[EXERCISE PROMPT]
Find each line containing the word "Evolution" and report how many there are. Add nothing else.

[RECORDED INFORMATION]
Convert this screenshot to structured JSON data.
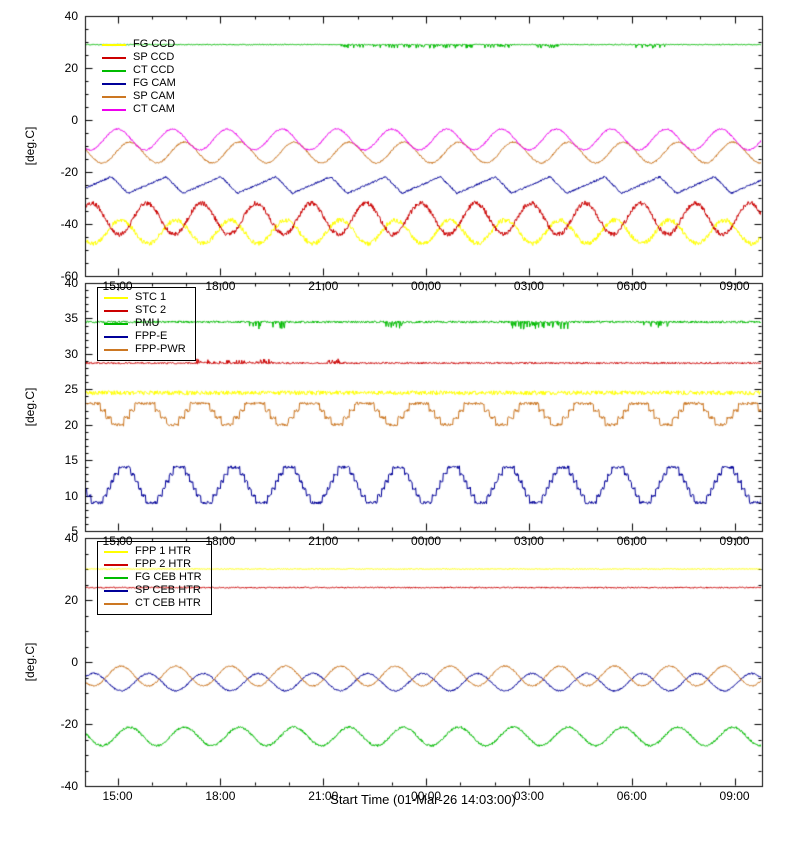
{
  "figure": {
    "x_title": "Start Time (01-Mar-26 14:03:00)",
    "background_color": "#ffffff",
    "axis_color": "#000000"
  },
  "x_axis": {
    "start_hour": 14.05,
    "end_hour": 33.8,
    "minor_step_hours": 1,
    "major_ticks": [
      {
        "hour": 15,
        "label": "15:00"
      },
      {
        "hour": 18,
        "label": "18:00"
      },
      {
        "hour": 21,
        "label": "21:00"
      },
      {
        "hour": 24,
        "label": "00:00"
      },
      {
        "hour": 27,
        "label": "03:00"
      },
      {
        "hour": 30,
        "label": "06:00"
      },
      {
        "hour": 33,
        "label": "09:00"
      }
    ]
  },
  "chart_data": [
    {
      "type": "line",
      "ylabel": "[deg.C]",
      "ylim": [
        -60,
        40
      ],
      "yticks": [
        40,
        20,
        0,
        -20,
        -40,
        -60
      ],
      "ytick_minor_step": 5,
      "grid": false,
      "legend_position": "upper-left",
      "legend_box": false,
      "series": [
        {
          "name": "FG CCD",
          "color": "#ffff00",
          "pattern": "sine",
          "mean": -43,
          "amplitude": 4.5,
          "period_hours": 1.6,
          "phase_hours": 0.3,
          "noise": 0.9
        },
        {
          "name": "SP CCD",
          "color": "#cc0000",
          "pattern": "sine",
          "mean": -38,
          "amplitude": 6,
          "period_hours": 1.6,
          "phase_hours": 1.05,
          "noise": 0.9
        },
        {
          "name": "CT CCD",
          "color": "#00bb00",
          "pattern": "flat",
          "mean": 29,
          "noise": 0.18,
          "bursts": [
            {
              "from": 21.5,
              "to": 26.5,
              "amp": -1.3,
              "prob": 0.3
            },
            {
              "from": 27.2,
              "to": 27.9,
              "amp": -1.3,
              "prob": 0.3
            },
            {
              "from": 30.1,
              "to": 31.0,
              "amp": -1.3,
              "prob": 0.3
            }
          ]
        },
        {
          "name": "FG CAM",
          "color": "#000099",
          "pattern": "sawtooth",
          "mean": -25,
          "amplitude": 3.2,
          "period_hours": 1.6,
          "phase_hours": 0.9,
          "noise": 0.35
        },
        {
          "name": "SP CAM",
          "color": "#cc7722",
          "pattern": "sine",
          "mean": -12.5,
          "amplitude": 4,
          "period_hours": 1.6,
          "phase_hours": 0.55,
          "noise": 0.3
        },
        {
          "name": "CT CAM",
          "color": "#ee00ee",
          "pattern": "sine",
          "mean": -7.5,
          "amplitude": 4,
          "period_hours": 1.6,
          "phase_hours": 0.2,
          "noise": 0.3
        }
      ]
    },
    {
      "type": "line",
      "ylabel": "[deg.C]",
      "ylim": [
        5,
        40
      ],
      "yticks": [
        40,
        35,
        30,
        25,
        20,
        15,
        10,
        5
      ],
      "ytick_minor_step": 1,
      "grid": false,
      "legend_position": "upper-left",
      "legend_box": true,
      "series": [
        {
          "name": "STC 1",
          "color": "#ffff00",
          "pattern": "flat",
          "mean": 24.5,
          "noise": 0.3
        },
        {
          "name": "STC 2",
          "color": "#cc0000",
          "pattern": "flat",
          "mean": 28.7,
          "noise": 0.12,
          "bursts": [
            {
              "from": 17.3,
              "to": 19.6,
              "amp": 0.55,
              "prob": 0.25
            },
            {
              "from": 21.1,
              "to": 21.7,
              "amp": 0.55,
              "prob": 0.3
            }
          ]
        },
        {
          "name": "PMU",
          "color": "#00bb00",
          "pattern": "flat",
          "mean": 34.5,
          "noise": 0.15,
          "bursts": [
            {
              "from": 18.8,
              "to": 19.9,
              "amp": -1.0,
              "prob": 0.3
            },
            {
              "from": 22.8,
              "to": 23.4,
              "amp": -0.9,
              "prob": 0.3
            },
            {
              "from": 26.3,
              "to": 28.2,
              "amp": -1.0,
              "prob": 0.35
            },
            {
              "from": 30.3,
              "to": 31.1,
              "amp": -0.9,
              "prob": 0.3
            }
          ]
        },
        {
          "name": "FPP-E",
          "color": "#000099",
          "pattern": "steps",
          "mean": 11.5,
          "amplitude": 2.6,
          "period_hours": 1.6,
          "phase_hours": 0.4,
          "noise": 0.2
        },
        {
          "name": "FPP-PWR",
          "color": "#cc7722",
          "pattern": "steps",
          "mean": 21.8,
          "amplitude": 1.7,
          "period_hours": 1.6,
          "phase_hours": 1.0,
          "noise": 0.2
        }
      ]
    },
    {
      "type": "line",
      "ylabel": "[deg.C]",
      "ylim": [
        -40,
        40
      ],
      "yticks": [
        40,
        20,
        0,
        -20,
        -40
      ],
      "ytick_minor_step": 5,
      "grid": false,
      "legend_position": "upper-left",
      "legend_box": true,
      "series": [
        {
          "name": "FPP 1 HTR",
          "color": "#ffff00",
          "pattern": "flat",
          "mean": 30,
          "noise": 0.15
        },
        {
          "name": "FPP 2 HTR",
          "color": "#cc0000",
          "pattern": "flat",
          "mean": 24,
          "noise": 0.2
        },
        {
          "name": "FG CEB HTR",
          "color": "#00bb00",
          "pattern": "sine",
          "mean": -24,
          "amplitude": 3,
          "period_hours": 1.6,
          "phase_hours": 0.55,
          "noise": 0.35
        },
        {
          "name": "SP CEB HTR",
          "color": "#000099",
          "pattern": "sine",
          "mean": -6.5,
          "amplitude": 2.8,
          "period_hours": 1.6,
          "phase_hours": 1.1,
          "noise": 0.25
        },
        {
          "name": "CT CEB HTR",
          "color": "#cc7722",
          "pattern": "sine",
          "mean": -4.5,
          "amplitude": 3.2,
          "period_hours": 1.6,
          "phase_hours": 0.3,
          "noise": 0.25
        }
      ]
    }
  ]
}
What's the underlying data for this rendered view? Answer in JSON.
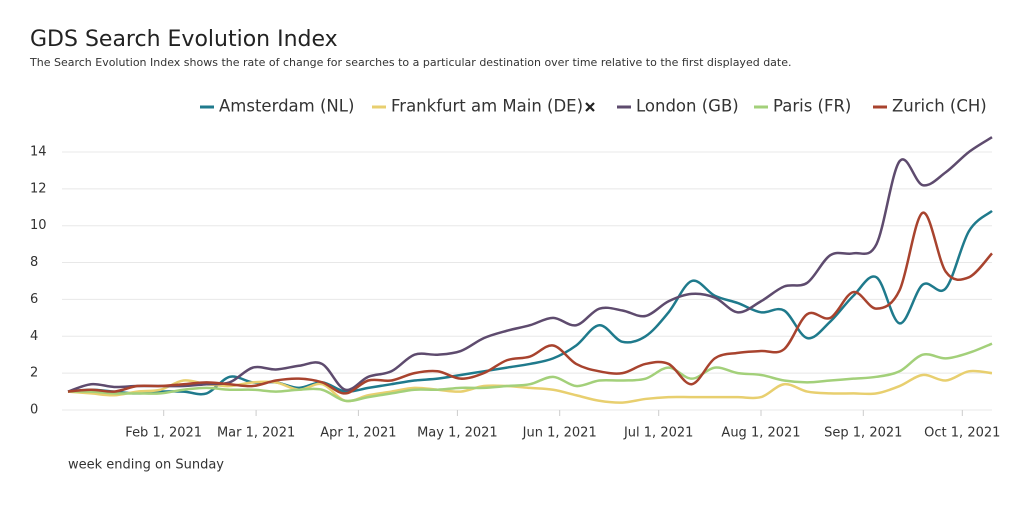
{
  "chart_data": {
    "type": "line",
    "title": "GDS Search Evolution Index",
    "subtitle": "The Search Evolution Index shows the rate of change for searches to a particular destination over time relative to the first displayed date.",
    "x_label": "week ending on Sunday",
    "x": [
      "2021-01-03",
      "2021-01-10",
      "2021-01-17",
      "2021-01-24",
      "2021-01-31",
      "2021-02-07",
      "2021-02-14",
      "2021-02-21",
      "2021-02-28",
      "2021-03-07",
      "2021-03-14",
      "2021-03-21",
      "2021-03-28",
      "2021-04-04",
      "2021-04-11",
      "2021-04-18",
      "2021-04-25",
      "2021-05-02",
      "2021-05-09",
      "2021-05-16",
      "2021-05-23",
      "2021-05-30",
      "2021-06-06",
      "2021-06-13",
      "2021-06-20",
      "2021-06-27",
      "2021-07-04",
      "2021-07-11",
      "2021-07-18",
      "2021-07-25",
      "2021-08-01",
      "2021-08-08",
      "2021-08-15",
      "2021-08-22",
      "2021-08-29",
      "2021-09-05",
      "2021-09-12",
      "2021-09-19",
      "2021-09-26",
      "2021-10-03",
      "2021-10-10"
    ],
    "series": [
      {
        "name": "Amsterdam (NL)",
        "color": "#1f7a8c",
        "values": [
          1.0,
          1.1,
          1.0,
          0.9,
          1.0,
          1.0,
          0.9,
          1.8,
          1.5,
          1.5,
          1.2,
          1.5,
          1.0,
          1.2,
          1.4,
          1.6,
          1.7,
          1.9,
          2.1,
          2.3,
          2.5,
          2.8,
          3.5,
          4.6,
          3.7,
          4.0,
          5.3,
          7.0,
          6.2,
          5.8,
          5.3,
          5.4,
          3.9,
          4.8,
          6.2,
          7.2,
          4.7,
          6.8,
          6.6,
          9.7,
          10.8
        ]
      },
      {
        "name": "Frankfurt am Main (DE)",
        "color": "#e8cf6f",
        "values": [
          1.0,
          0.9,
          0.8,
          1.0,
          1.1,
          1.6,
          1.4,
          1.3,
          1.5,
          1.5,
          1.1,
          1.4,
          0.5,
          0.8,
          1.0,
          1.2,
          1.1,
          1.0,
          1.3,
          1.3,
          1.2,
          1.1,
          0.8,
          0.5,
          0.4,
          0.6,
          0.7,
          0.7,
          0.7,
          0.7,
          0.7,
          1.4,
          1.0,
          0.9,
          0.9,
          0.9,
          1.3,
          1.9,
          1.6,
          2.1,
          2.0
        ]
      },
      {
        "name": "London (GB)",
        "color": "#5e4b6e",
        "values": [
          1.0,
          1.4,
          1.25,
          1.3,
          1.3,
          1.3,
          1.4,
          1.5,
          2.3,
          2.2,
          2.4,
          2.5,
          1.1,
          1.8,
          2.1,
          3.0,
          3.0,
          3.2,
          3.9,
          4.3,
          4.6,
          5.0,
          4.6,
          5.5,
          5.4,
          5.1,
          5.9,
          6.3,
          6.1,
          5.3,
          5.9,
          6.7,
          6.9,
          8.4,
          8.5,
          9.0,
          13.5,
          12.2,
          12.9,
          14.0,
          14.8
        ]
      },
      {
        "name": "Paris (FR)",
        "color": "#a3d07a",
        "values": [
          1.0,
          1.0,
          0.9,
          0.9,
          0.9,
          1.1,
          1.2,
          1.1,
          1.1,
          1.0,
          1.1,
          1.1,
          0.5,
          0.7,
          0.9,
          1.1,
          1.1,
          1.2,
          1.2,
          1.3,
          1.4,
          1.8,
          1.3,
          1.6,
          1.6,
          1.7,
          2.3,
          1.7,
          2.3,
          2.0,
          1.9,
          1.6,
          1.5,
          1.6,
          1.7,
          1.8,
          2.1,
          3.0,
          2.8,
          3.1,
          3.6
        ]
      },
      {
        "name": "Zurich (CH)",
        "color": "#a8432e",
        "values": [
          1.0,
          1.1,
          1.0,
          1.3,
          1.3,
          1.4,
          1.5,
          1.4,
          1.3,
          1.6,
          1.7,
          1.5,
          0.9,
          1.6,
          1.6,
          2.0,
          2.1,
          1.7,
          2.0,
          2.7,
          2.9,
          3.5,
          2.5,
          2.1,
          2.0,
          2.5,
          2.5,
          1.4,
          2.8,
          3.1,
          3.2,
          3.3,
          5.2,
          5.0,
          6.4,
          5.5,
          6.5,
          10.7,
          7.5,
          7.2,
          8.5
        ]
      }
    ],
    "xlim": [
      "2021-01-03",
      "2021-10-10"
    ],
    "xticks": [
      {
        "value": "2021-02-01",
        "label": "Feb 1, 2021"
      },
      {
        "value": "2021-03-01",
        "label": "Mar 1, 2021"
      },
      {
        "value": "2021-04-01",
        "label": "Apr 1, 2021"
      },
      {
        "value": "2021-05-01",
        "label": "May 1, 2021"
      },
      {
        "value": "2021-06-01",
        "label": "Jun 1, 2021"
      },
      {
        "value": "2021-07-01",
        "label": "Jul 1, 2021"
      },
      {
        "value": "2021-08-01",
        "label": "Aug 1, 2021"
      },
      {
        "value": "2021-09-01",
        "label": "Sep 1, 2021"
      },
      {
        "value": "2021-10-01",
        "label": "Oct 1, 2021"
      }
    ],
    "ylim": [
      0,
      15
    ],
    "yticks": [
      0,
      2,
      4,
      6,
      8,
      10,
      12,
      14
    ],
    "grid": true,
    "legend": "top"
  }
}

[TASK OUTPUT]
2